Write the data below out exactly as it stands. Do not include the pictures.

* begin Data extract *

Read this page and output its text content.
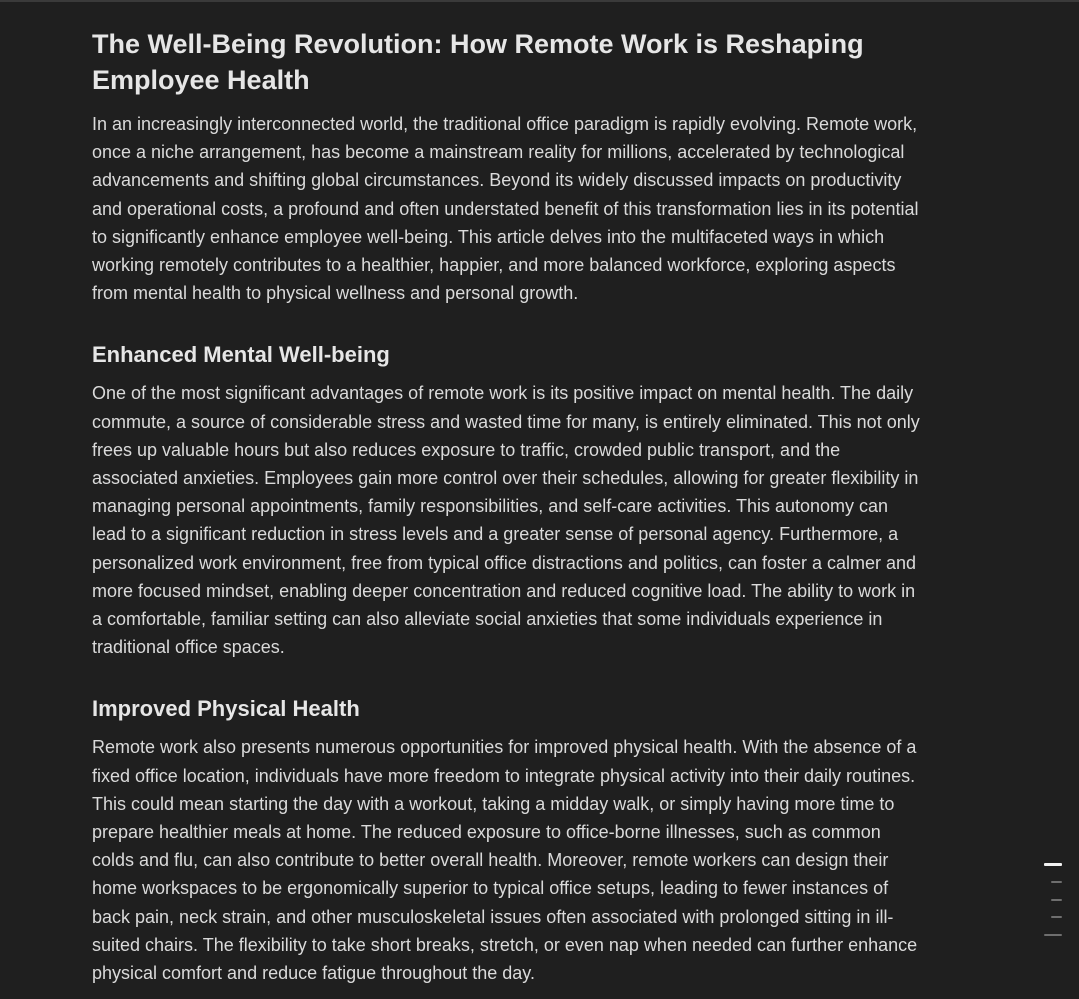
The Well-Being Revolution: How Remote Work is Reshaping Employee Health

In an increasingly interconnected world, the traditional office paradigm is rapidly evolving. Remote work, once a niche arrangement, has become a mainstream reality for millions, accelerated by technological advancements and shifting global circumstances. Beyond its widely discussed impacts on productivity and operational costs, a profound and often understated benefit of this transformation lies in its potential to significantly enhance employee well-being. This article delves into the multifaceted ways in which working remotely contributes to a healthier, happier, and more balanced workforce, exploring aspects from mental health to physical wellness and personal growth.

Enhanced Mental Well-being

One of the most significant advantages of remote work is its positive impact on mental health. The daily commute, a source of considerable stress and wasted time for many, is entirely eliminated. This not only frees up valuable hours but also reduces exposure to traffic, crowded public transport, and the associated anxieties. Employees gain more control over their schedules, allowing for greater flexibility in managing personal appointments, family responsibilities, and self-care activities. This autonomy can lead to a significant reduction in stress levels and a greater sense of personal agency. Furthermore, a personalized work environment, free from typical office distractions and politics, can foster a calmer and more focused mindset, enabling deeper concentration and reduced cognitive load. The ability to work in a comfortable, familiar setting can also alleviate social anxieties that some individuals experience in traditional office spaces.

Improved Physical Health

Remote work also presents numerous opportunities for improved physical health. With the absence of a fixed office location, individuals have more freedom to integrate physical activity into their daily routines. This could mean starting the day with a workout, taking a midday walk, or simply having more time to prepare healthier meals at home. The reduced exposure to office-borne illnesses, such as common colds and flu, can also contribute to better overall health. Moreover, remote workers can design their home workspaces to be ergonomically superior to typical office setups, leading to fewer instances of back pain, neck strain, and other musculoskeletal issues often associated with prolonged sitting in ill-suited chairs. The flexibility to take short breaks, stretch, or even nap when needed can further enhance physical comfort and reduce fatigue throughout the day.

* end Data extract *

→ Result of the task:
Read this page and output its text content.
The Well-Being Revolution: How Remote Work is Reshaping Employee Health

In an increasingly interconnected world, the traditional office paradigm is rapidly evolving. Remote work, once a niche arrangement, has become a mainstream reality for millions, accelerated by technological advancements and shifting global circumstances. Beyond its widely discussed impacts on productivity and operational costs, a profound and often understated benefit of this transformation lies in its potential to significantly enhance employee well-being. This article delves into the multifaceted ways in which working remotely contributes to a healthier, happier, and more balanced workforce, exploring aspects from mental health to physical wellness and personal growth.

Enhanced Mental Well-being

One of the most significant advantages of remote work is its positive impact on mental health. The daily commute, a source of considerable stress and wasted time for many, is entirely eliminated. This not only frees up valuable hours but also reduces exposure to traffic, crowded public transport, and the associated anxieties. Employees gain more control over their schedules, allowing for greater flexibility in managing personal appointments, family responsibilities, and self-care activities. This autonomy can lead to a significant reduction in stress levels and a greater sense of personal agency. Furthermore, a personalized work environment, free from typical office distractions and politics, can foster a calmer and more focused mindset, enabling deeper concentration and reduced cognitive load. The ability to work in a comfortable, familiar setting can also alleviate social anxieties that some individuals experience in traditional office spaces.

Improved Physical Health

Remote work also presents numerous opportunities for improved physical health. With the absence of a fixed office location, individuals have more freedom to integrate physical activity into their daily routines. This could mean starting the day with a workout, taking a midday walk, or simply having more time to prepare healthier meals at home. The reduced exposure to office-borne illnesses, such as common colds and flu, can also contribute to better overall health. Moreover, remote workers can design their home workspaces to be ergonomically superior to typical office setups, leading to fewer instances of back pain, neck strain, and other musculoskeletal issues often associated with prolonged sitting in ill-suited chairs. The flexibility to take short breaks, stretch, or even nap when needed can further enhance physical comfort and reduce fatigue throughout the day.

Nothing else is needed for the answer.